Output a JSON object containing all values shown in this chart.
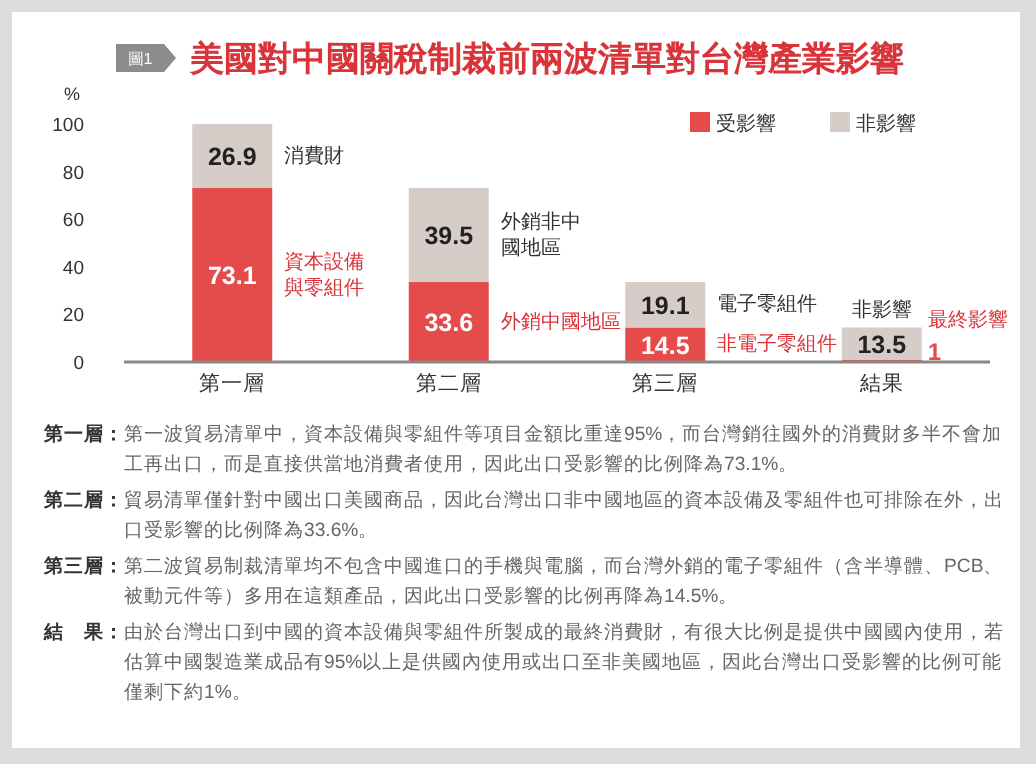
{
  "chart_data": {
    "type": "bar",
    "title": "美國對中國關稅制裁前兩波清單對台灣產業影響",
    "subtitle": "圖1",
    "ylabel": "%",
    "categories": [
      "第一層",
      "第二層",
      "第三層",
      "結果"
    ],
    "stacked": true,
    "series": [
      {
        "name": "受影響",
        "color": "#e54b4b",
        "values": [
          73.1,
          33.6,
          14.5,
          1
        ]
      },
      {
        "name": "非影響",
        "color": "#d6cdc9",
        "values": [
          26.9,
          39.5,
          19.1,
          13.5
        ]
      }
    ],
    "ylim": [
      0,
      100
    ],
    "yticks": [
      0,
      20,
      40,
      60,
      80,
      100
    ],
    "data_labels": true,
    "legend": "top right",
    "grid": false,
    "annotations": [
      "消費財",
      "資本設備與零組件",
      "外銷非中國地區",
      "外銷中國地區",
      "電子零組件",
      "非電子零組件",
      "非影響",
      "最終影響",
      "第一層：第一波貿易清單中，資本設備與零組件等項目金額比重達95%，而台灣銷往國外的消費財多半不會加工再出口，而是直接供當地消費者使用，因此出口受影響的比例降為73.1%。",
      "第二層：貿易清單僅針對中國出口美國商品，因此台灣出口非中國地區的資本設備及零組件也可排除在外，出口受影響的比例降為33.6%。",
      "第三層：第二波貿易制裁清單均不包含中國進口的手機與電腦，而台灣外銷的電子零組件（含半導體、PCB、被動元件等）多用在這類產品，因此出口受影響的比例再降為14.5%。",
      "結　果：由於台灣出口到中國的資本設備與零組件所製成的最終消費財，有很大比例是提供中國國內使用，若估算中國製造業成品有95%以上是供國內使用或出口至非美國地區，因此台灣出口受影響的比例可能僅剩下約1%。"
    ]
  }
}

......

Return the material word for word. Pictures are not part of the copy.

__RIGHT ANSWER__:
Output a JSON object containing all values shown in this chart.
{
  "chart_data": {
    "type": "bar",
    "title": "美國對中國關稅制裁前兩波清單對台灣產業影響",
    "subtitle": "圖1",
    "ylabel": "%",
    "categories": [
      "第一層",
      "第二層",
      "第三層",
      "結果"
    ],
    "stacked": true,
    "series": [
      {
        "name": "受影響",
        "color": "#e54b4b",
        "values": [
          73.1,
          33.6,
          14.5,
          1
        ]
      },
      {
        "name": "非影響",
        "color": "#d6cdc9",
        "values": [
          26.9,
          39.5,
          19.1,
          13.5
        ]
      }
    ],
    "ylim": [
      0,
      100
    ],
    "yticks": [
      0,
      20,
      40,
      60,
      80,
      100
    ],
    "data_labels": true,
    "legend": "top right",
    "grid": false,
    "annotations": [
      "消費財",
      "資本設備與零組件",
      "外銷非中國地區",
      "外銷中國地區",
      "電子零組件",
      "非電子零組件",
      "非影響",
      "最終影響",
      "第一層：第一波貿易清單中，資本設備與零組件等項目金額比重達95%，而台灣銷往國外的消費財多半不會加工再出口，而是直接供當地消費者使用，因此出口受影響的比例降為73.1%。",
      "第二層：貿易清單僅針對中國出口美國商品，因此台灣出口非中國地區的資本設備及零組件也可排除在外，出口受影響的比例降為33.6%。",
      "第三層：第二波貿易制裁清單均不包含中國進口的手機與電腦，而台灣外銷的電子零組件（含半導體、PCB、被動元件等）多用在這類產品，因此出口受影響的比例再降為14.5%。",
      "結　果：由於台灣出口到中國的資本設備與零組件所製成的最終消費財，有很大比例是提供中國國內使用，若估算中國製造業成品有95%以上是供國內使用或出口至非美國地區，因此台灣出口受影響的比例可能僅剩下約1%。"
    ]
  }
}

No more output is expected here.